(Data records)
-- start --
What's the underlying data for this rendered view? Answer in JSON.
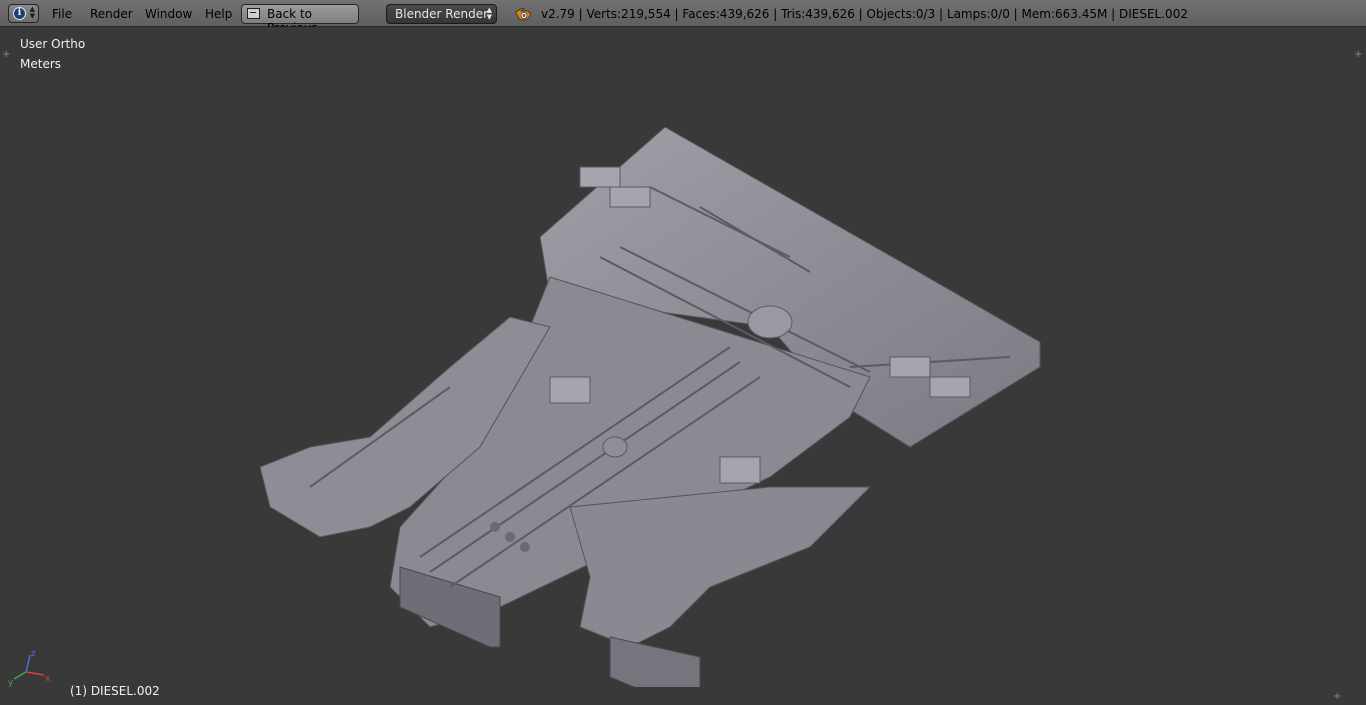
{
  "header": {
    "editor_type_icon": "info-icon",
    "menu": [
      {
        "label": "File"
      },
      {
        "label": "Render"
      },
      {
        "label": "Window"
      },
      {
        "label": "Help"
      }
    ],
    "back_button_label": "Back to Previous",
    "render_engine": "Blender Render",
    "stats": "v2.79 | Verts:219,554 | Faces:439,626 | Tris:439,626 | Objects:0/3 | Lamps:0/0 | Mem:663.45M | DIESEL.002"
  },
  "viewport": {
    "view_name": "User Ortho",
    "units": "Meters",
    "object_label": "(1) DIESEL.002",
    "model_color": "#8e8c94",
    "background_color": "#393939"
  }
}
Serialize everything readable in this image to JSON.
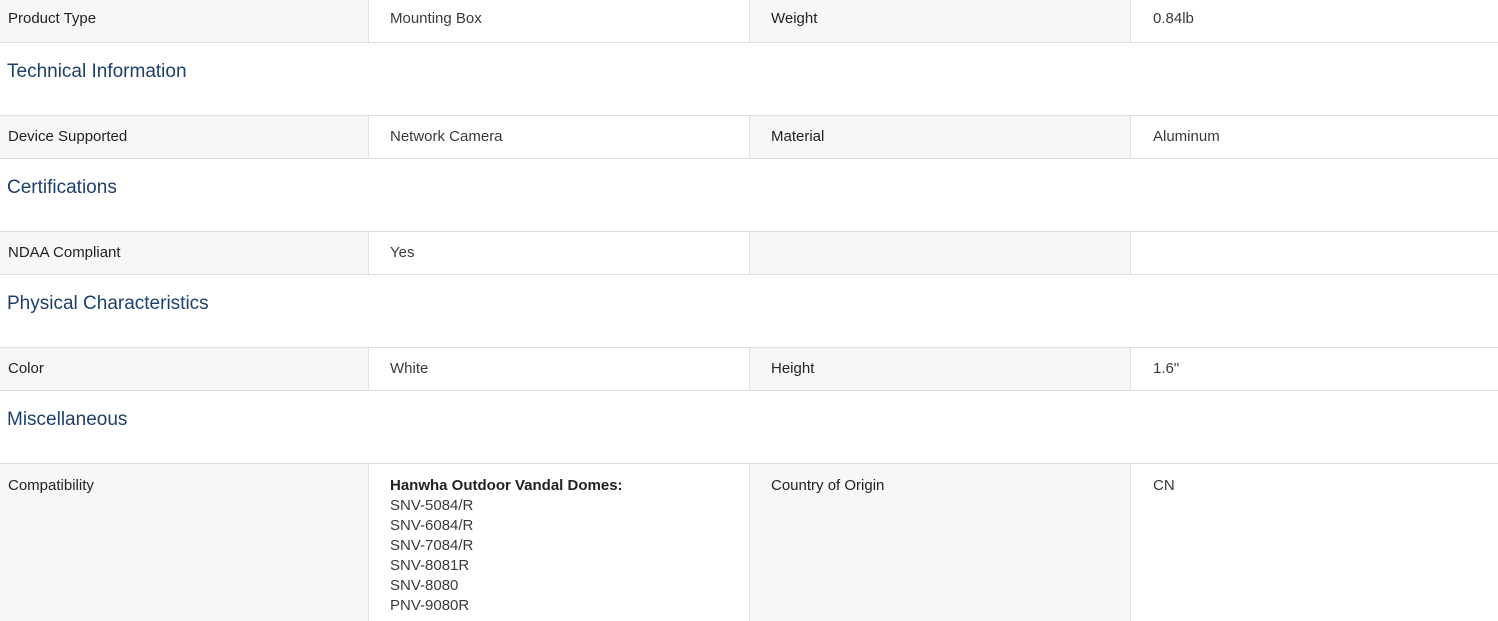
{
  "rows": {
    "product": {
      "label1": "Product Type",
      "value1": "Mounting Box",
      "label2": "Weight",
      "value2": "0.84lb"
    },
    "technical": {
      "label1": "Device Supported",
      "value1": "Network Camera",
      "label2": "Material",
      "value2": "Aluminum"
    },
    "certifications": {
      "label1": "NDAA Compliant",
      "value1": "Yes",
      "label2": "",
      "value2": ""
    },
    "physical": {
      "label1": "Color",
      "value1": "White",
      "label2": "Height",
      "value2": "1.6\""
    },
    "misc": {
      "label1": "Compatibility",
      "compat_title": "Hanwha Outdoor Vandal Domes:",
      "compat_models": [
        "SNV-5084/R",
        "SNV-6084/R",
        "SNV-7084/R",
        "SNV-8081R",
        "SNV-8080",
        "PNV-9080R"
      ],
      "label2": "Country of Origin",
      "value2": "CN"
    }
  },
  "sections": {
    "technical": "Technical Information",
    "certifications": "Certifications",
    "physical": "Physical Characteristics",
    "misc": "Miscellaneous"
  }
}
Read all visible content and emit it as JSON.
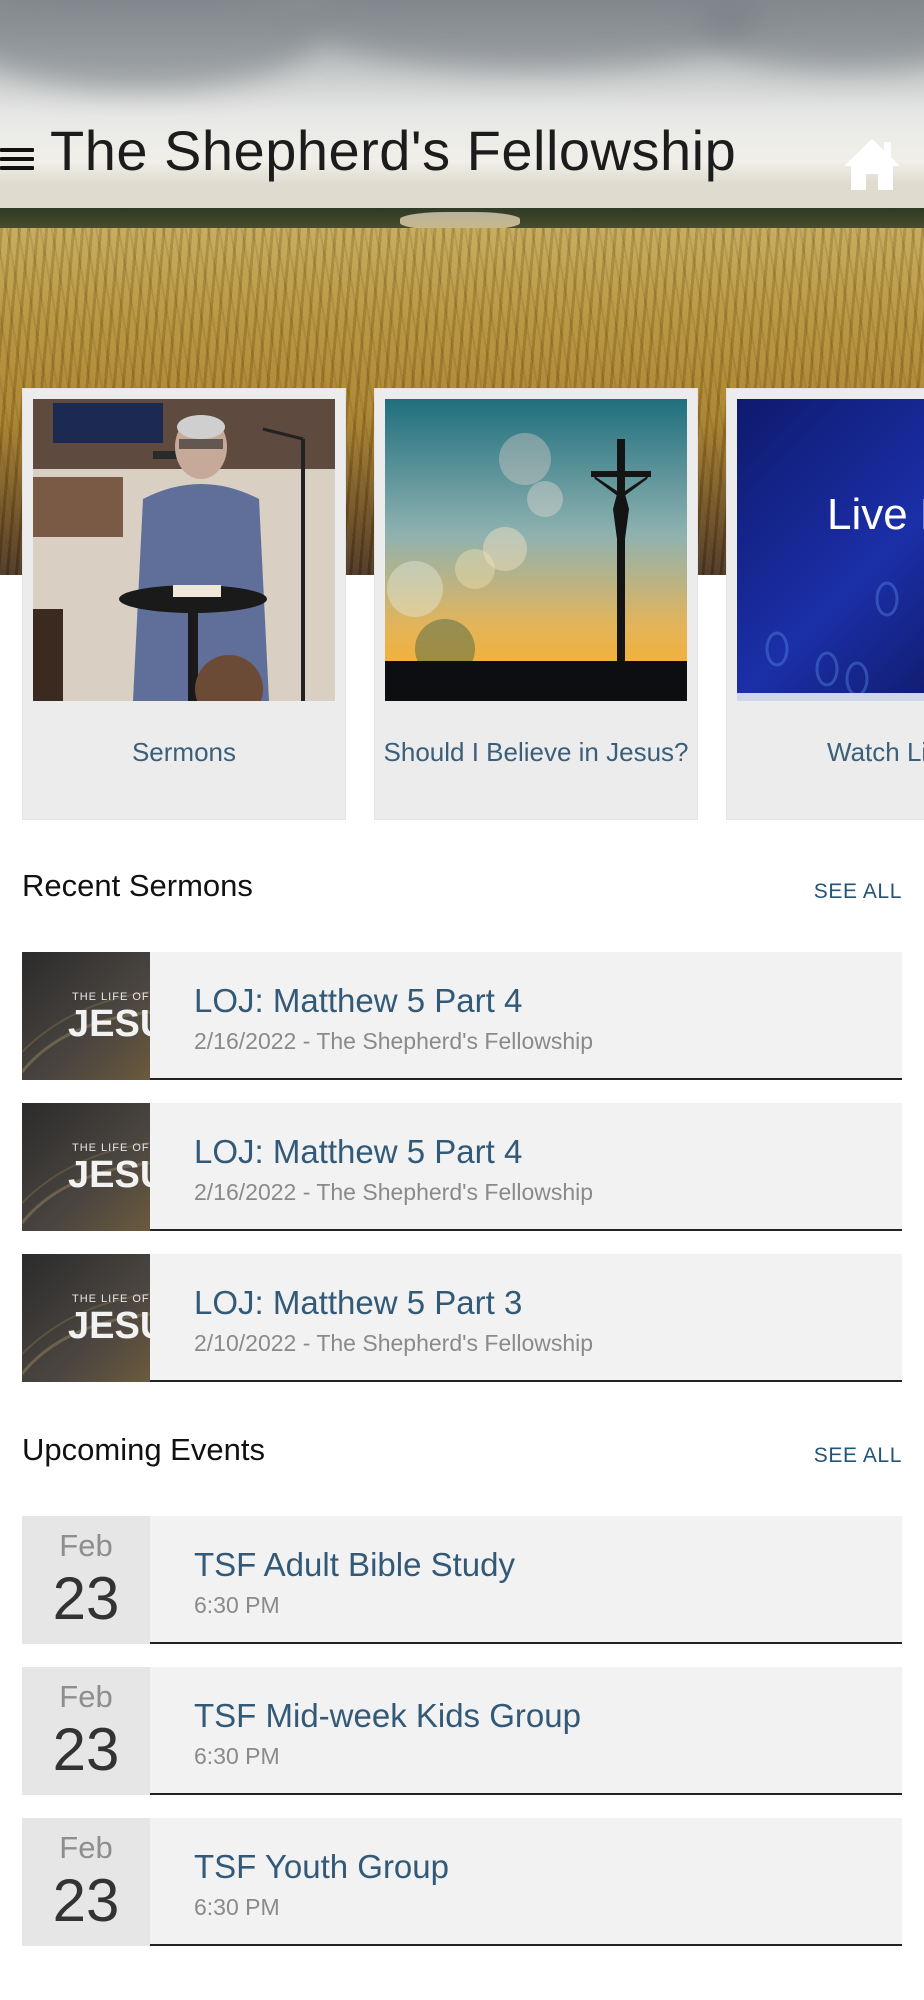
{
  "header": {
    "title": "The Shepherd's Fellowship"
  },
  "feature_cards": [
    {
      "label": "Sermons"
    },
    {
      "label": "Should I Believe in Jesus?"
    },
    {
      "label": "Watch Li",
      "thumb_text": "Live Fee"
    }
  ],
  "recent_sermons": {
    "title": "Recent Sermons",
    "see_all": "SEE ALL",
    "thumb_text": "THE LIFE OF",
    "thumb_text_big": "JESUS",
    "items": [
      {
        "title": "LOJ: Matthew 5 Part 4",
        "subtitle": "2/16/2022 - The Shepherd's Fellowship"
      },
      {
        "title": "LOJ: Matthew 5 Part 4",
        "subtitle": "2/16/2022 - The Shepherd's Fellowship"
      },
      {
        "title": "LOJ: Matthew 5 Part 3",
        "subtitle": "2/10/2022 - The Shepherd's Fellowship"
      }
    ]
  },
  "upcoming_events": {
    "title": "Upcoming Events",
    "see_all": "SEE ALL",
    "items": [
      {
        "month": "Feb",
        "day": "23",
        "title": "TSF Adult Bible Study",
        "time": "6:30 PM"
      },
      {
        "month": "Feb",
        "day": "23",
        "title": "TSF Mid-week Kids Group",
        "time": "6:30 PM"
      },
      {
        "month": "Feb",
        "day": "23",
        "title": "TSF Youth Group",
        "time": "6:30 PM"
      }
    ]
  },
  "colors": {
    "link_blue": "#325a78",
    "see_all_blue": "#245478",
    "row_bg": "#f2f2f2",
    "card_bg": "#ececec"
  }
}
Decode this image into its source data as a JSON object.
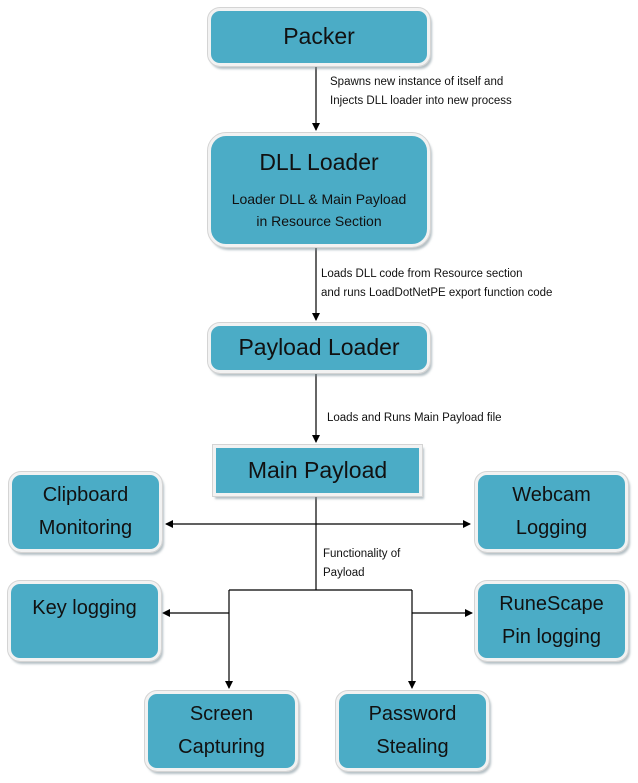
{
  "colors": {
    "node_fill": "#4bacc6",
    "node_border": "#f2f2f2",
    "line": "#000000"
  },
  "nodes": {
    "packer": {
      "title": "Packer"
    },
    "dll_loader": {
      "title": "DLL Loader",
      "sub_line1": "Loader DLL & Main Payload",
      "sub_line2": "in Resource Section"
    },
    "payload_loader": {
      "title": "Payload Loader"
    },
    "main_payload": {
      "title": "Main Payload"
    },
    "clipboard": {
      "line1": "Clipboard",
      "line2": "Monitoring"
    },
    "webcam": {
      "line1": "Webcam",
      "line2": "Logging"
    },
    "keylogging": {
      "line1": "Key logging"
    },
    "runescape": {
      "line1": "RuneScape",
      "line2": "Pin logging"
    },
    "screen": {
      "line1": "Screen",
      "line2": "Capturing"
    },
    "password": {
      "line1": "Password",
      "line2": "Stealing"
    }
  },
  "edges": {
    "packer_to_dll": {
      "line1": "Spawns new instance of itself and",
      "line2": "Injects DLL loader into new process"
    },
    "dll_to_payload_loader": {
      "line1": "Loads DLL code from Resource section",
      "line2": "and runs LoadDotNetPE export function code"
    },
    "payload_loader_to_main": {
      "line1": "Loads and Runs Main Payload file"
    },
    "main_functionality": {
      "line1": "Functionality of",
      "line2": "Payload"
    }
  }
}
-- end --
- The request: Omitting all images, retype each line of the records precisely.

- Written solution:
What's the underlying data for this rendered view? Answer in JSON.
{
  "header": {
    "editor_type_icon": "info-icon",
    "menu": [
      {
        "label": "File"
      },
      {
        "label": "Render"
      },
      {
        "label": "Window"
      },
      {
        "label": "Help"
      }
    ],
    "back_button_label": "Back to Previous",
    "render_engine": "Blender Render",
    "stats": "v2.79 | Verts:219,554 | Faces:439,626 | Tris:439,626 | Objects:0/3 | Lamps:0/0 | Mem:663.45M | DIESEL.002"
  },
  "viewport": {
    "view_name": "User Ortho",
    "units": "Meters",
    "object_label": "(1) DIESEL.002",
    "model_color": "#8e8c94",
    "background_color": "#393939"
  }
}
Serialize everything readable in this image to JSON.
{
  "rows": {
    "product": {
      "label1": "Product Type",
      "value1": "Mounting Box",
      "label2": "Weight",
      "value2": "0.84lb"
    },
    "technical": {
      "label1": "Device Supported",
      "value1": "Network Camera",
      "label2": "Material",
      "value2": "Aluminum"
    },
    "certifications": {
      "label1": "NDAA Compliant",
      "value1": "Yes",
      "label2": "",
      "value2": ""
    },
    "physical": {
      "label1": "Color",
      "value1": "White",
      "label2": "Height",
      "value2": "1.6\""
    },
    "misc": {
      "label1": "Compatibility",
      "compat_title": "Hanwha Outdoor Vandal Domes:",
      "compat_models": [
        "SNV-5084/R",
        "SNV-6084/R",
        "SNV-7084/R",
        "SNV-8081R",
        "SNV-8080",
        "PNV-9080R"
      ],
      "label2": "Country of Origin",
      "value2": "CN"
    }
  },
  "sections": {
    "technical": "Technical Information",
    "certifications": "Certifications",
    "physical": "Physical Characteristics",
    "misc": "Miscellaneous"
  }
}
Read all visible content and emit it as JSON.
{
  "header": {
    "title": "The Shepherd's Fellowship"
  },
  "feature_cards": [
    {
      "label": "Sermons"
    },
    {
      "label": "Should I Believe in Jesus?"
    },
    {
      "label": "Watch Li",
      "thumb_text": "Live Fee"
    }
  ],
  "recent_sermons": {
    "title": "Recent Sermons",
    "see_all": "SEE ALL",
    "thumb_text": "THE LIFE OF",
    "thumb_text_big": "JESUS",
    "items": [
      {
        "title": "LOJ: Matthew 5 Part 4",
        "subtitle": "2/16/2022 - The Shepherd's Fellowship"
      },
      {
        "title": "LOJ: Matthew 5 Part 4",
        "subtitle": "2/16/2022 - The Shepherd's Fellowship"
      },
      {
        "title": "LOJ: Matthew 5 Part 3",
        "subtitle": "2/10/2022 - The Shepherd's Fellowship"
      }
    ]
  },
  "upcoming_events": {
    "title": "Upcoming Events",
    "see_all": "SEE ALL",
    "items": [
      {
        "month": "Feb",
        "day": "23",
        "title": "TSF Adult Bible Study",
        "time": "6:30 PM"
      },
      {
        "month": "Feb",
        "day": "23",
        "title": "TSF Mid-week Kids Group",
        "time": "6:30 PM"
      },
      {
        "month": "Feb",
        "day": "23",
        "title": "TSF Youth Group",
        "time": "6:30 PM"
      }
    ]
  },
  "colors": {
    "link_blue": "#325a78",
    "see_all_blue": "#245478",
    "row_bg": "#f2f2f2",
    "card_bg": "#ececec"
  }
}
Decode this image into its source data as a JSON object.
{
  "colors": {
    "node_fill": "#4bacc6",
    "node_border": "#f2f2f2",
    "line": "#000000"
  },
  "nodes": {
    "packer": {
      "title": "Packer"
    },
    "dll_loader": {
      "title": "DLL Loader",
      "sub_line1": "Loader DLL & Main Payload",
      "sub_line2": "in Resource Section"
    },
    "payload_loader": {
      "title": "Payload Loader"
    },
    "main_payload": {
      "title": "Main Payload"
    },
    "clipboard": {
      "line1": "Clipboard",
      "line2": "Monitoring"
    },
    "webcam": {
      "line1": "Webcam",
      "line2": "Logging"
    },
    "keylogging": {
      "line1": "Key logging"
    },
    "runescape": {
      "line1": "RuneScape",
      "line2": "Pin logging"
    },
    "screen": {
      "line1": "Screen",
      "line2": "Capturing"
    },
    "password": {
      "line1": "Password",
      "line2": "Stealing"
    }
  },
  "edges": {
    "packer_to_dll": {
      "line1": "Spawns new instance of itself and",
      "line2": "Injects DLL loader into new process"
    },
    "dll_to_payload_loader": {
      "line1": "Loads DLL code from Resource section",
      "line2": "and runs LoadDotNetPE export function code"
    },
    "payload_loader_to_main": {
      "line1": "Loads and Runs Main Payload file"
    },
    "main_functionality": {
      "line1": "Functionality of",
      "line2": "Payload"
    }
  }
}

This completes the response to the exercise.